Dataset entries
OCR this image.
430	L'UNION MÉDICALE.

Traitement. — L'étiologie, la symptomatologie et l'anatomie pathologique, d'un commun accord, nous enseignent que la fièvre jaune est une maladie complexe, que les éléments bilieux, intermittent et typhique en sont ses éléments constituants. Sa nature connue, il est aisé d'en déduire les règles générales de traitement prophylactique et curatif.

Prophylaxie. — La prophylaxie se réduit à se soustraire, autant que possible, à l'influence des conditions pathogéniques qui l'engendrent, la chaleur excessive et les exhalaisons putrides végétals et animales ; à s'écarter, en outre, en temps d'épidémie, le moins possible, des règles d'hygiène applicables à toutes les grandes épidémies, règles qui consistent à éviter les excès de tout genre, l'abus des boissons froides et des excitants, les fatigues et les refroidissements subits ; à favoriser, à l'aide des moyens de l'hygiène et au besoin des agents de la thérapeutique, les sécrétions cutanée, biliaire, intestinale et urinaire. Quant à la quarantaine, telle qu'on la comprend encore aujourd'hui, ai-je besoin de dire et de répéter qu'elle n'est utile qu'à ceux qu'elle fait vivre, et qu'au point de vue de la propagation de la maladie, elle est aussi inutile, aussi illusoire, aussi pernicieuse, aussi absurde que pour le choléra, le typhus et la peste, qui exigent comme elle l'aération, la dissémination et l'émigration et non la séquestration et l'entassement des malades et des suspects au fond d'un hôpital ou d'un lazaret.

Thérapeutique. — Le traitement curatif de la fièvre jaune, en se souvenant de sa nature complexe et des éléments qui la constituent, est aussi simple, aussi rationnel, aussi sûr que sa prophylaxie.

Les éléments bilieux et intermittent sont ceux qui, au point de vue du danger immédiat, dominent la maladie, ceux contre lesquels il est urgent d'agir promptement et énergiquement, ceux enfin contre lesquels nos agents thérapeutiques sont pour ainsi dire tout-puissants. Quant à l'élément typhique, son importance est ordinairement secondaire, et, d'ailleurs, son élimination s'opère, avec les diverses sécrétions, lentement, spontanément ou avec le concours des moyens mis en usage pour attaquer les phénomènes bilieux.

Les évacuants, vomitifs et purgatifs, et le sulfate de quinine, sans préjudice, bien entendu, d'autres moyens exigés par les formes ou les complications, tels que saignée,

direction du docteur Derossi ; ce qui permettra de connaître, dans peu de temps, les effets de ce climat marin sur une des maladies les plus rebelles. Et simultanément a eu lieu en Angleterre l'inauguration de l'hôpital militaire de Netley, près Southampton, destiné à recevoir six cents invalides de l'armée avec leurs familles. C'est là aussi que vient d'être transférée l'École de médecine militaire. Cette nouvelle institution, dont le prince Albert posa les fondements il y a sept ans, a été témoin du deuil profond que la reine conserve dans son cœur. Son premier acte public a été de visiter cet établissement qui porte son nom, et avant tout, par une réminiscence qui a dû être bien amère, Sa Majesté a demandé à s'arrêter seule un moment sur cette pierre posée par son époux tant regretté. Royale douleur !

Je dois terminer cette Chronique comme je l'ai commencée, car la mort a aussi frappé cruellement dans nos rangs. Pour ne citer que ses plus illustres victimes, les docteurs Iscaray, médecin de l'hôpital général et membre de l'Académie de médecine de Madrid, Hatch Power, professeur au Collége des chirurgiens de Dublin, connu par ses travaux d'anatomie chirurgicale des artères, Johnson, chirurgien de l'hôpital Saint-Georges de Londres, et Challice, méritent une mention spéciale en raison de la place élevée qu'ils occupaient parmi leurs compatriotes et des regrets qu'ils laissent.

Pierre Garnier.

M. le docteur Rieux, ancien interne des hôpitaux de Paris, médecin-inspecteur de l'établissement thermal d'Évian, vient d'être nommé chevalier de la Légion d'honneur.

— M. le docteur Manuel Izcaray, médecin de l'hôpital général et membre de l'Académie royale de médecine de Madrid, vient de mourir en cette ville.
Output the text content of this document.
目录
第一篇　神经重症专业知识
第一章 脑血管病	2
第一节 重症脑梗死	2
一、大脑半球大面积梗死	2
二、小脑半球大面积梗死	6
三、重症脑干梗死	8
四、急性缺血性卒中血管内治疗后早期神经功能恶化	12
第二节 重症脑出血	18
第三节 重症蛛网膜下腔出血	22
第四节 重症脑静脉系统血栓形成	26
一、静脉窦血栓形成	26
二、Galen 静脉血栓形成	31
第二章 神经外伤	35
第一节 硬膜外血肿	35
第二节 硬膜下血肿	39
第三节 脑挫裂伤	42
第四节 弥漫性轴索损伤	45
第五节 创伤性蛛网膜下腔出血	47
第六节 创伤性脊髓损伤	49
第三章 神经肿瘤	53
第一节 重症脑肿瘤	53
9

→ Exercise directions
Starting at the line with "Output the text content of this document.", copy every line up to and including the last one in the entries above.

→ Output
Output the text content of this document.
目录
第一篇　神经重症专业知识
第一章 脑血管病	2
第一节 重症脑梗死	2
一、大脑半球大面积梗死	2
二、小脑半球大面积梗死	6
三、重症脑干梗死	8
四、急性缺血性卒中血管内治疗后早期神经功能恶化	12
第二节 重症脑出血	18
第三节 重症蛛网膜下腔出血	22
第四节 重症脑静脉系统血栓形成	26
一、静脉窦血栓形成	26
二、Galen 静脉血栓形成	31
第二章 神经外伤	35
第一节 硬膜外血肿	35
第二节 硬膜下血肿	39
第三节 脑挫裂伤	42
第四节 弥漫性轴索损伤	45
第五节 创伤性蛛网膜下腔出血	47
第六节 创伤性脊髓损伤	49
第三章 神经肿瘤	53
第一节 重症脑肿瘤	53
9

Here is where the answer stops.